Begin

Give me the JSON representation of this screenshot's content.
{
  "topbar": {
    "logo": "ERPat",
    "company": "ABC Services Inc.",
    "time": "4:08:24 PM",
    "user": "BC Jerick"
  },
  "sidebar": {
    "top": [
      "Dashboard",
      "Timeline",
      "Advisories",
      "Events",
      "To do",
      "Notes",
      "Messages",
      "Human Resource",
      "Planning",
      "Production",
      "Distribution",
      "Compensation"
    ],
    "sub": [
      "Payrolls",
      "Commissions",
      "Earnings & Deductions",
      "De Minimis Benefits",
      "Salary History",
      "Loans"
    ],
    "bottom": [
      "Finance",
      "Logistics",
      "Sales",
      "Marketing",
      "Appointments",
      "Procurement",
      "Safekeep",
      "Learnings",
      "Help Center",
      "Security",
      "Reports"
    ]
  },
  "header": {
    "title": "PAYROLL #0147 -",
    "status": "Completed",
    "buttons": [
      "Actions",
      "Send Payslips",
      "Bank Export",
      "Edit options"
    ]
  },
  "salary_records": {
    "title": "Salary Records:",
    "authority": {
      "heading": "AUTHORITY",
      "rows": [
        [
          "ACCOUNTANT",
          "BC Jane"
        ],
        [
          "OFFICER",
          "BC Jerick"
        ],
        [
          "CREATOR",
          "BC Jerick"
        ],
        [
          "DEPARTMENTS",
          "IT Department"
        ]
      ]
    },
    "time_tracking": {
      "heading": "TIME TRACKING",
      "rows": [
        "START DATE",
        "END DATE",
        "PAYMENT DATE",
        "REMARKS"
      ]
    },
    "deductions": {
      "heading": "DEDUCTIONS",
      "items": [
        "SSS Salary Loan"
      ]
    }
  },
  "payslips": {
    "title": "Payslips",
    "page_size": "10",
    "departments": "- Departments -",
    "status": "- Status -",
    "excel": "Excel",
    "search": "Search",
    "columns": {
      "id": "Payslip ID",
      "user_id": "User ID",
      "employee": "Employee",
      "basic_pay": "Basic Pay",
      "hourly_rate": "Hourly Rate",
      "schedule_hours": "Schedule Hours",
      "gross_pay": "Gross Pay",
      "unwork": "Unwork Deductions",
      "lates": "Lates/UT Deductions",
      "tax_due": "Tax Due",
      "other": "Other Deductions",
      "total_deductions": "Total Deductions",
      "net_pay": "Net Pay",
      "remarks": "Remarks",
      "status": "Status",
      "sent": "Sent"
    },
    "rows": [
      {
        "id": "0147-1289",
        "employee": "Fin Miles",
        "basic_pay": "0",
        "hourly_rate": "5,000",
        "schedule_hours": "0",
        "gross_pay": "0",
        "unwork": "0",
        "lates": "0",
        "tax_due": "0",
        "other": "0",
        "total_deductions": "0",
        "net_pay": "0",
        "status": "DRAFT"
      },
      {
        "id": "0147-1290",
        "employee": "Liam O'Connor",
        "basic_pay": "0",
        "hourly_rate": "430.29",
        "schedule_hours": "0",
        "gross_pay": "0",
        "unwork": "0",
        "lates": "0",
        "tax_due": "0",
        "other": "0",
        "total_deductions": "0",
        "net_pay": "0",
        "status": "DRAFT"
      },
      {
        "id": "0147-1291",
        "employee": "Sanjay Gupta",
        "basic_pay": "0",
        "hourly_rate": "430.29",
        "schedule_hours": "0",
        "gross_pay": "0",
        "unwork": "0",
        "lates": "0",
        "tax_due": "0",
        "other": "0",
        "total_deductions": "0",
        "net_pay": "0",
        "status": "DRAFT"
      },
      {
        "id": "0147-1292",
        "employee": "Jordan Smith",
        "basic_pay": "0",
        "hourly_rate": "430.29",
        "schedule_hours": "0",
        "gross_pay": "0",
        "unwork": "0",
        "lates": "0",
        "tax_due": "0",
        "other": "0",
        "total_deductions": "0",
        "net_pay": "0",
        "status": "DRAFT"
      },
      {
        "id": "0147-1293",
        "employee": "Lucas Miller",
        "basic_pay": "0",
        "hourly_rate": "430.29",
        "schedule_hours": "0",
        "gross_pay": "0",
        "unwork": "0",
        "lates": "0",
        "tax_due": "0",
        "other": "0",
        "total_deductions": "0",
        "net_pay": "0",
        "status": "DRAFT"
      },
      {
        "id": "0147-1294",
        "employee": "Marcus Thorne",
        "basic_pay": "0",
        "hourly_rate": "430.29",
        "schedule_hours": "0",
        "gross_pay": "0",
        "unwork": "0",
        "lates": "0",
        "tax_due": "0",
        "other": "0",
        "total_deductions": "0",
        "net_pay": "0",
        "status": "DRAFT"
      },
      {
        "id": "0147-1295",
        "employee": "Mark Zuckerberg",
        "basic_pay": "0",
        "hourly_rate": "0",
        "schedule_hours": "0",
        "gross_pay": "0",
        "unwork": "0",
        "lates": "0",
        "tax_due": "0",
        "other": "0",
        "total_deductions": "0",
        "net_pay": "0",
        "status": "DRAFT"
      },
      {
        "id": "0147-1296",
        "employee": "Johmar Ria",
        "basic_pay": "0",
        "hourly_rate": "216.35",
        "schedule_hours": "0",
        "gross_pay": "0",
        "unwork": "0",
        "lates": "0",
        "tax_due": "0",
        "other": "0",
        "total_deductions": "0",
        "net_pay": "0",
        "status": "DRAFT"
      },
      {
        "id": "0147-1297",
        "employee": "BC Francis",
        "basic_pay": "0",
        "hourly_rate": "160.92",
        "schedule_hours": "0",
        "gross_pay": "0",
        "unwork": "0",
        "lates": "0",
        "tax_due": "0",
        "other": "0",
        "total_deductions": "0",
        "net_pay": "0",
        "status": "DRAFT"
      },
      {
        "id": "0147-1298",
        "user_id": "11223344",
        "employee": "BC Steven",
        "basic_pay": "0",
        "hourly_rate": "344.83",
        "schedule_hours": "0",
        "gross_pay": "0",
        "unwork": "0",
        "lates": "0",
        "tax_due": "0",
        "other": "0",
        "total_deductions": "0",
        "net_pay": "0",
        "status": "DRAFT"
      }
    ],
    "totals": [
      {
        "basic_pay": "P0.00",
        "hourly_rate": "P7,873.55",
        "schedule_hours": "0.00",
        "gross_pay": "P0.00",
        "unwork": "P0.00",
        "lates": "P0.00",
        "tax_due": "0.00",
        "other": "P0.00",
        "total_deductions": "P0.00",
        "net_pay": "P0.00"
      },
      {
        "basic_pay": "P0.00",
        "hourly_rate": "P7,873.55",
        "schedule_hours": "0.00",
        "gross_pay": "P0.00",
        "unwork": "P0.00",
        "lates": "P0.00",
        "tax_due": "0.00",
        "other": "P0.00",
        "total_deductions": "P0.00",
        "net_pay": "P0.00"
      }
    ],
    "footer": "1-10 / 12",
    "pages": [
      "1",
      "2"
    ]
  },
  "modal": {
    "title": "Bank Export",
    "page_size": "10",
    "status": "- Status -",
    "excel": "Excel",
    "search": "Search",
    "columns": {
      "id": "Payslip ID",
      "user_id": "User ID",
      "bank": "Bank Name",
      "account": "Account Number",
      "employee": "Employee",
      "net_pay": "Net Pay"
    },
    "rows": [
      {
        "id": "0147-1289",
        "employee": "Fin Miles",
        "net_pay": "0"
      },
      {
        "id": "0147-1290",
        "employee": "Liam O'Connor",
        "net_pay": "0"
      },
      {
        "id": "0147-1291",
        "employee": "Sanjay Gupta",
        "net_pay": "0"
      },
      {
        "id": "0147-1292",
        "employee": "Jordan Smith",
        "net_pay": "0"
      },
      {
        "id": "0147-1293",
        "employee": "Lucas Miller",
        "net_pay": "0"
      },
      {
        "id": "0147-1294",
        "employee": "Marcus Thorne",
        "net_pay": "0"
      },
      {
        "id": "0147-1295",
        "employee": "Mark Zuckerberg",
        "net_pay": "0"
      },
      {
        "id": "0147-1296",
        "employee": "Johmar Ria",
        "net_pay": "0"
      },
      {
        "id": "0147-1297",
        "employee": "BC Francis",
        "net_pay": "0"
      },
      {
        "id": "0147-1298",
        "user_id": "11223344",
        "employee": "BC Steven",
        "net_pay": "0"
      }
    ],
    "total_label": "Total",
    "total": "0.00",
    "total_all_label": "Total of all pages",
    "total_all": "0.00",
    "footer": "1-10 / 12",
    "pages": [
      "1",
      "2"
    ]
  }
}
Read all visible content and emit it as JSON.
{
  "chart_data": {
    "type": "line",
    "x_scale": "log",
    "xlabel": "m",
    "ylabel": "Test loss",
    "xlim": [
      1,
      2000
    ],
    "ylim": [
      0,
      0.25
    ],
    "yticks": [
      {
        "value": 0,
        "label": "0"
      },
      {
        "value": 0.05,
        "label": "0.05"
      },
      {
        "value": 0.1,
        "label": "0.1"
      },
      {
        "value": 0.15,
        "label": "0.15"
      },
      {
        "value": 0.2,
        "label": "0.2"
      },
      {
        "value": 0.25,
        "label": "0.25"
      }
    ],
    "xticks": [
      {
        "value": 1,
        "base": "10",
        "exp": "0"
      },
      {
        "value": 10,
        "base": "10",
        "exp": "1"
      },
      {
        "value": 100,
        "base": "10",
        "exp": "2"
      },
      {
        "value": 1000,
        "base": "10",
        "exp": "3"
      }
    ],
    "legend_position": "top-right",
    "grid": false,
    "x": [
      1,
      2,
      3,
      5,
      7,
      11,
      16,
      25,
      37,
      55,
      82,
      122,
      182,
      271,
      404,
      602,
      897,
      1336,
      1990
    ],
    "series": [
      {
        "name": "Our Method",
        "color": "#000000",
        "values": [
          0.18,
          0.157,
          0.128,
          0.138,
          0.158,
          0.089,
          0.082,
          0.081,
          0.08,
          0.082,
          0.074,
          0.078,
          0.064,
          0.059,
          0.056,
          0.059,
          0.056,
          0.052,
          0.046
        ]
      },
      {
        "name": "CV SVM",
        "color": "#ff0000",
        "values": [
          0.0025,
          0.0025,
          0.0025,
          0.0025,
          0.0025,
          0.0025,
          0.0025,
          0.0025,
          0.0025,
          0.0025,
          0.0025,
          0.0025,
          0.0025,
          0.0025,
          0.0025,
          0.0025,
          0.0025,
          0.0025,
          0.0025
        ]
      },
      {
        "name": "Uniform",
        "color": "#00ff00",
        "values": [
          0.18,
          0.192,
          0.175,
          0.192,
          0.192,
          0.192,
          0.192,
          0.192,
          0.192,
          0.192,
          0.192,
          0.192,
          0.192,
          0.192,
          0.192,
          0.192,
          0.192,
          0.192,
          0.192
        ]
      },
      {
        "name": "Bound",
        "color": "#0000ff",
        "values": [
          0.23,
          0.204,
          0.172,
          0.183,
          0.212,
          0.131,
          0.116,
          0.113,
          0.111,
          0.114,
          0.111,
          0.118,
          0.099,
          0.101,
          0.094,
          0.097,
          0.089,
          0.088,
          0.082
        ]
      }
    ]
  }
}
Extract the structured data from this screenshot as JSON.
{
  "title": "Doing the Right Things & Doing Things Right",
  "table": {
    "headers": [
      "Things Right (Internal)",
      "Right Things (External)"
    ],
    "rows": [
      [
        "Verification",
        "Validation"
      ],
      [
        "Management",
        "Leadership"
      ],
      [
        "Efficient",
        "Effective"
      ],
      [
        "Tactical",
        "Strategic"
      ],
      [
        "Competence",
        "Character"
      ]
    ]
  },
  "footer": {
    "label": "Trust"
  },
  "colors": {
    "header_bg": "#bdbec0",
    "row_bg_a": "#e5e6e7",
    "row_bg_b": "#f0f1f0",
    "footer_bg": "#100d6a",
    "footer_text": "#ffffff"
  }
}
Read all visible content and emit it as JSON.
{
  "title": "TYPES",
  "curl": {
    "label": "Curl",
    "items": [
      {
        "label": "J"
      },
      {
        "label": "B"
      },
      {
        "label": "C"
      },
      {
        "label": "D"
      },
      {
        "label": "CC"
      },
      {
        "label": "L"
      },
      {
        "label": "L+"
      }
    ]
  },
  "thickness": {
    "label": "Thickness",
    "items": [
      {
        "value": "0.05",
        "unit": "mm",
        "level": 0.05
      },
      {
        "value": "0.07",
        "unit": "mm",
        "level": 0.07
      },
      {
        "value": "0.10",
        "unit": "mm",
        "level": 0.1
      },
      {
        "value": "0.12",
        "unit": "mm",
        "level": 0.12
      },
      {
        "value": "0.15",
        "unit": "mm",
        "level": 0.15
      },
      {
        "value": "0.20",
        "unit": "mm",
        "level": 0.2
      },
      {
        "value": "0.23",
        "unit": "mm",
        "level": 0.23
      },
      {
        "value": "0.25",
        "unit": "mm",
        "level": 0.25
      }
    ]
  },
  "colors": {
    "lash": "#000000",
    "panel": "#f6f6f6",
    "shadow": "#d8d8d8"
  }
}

End

WHAT NEEDS TO BE DONE:
Show every line of the records above that contains the word "Bank".

RESPONSE BELOW:
      "Bank Export",
    "title": "Bank Export",
      "bank": "Bank Name",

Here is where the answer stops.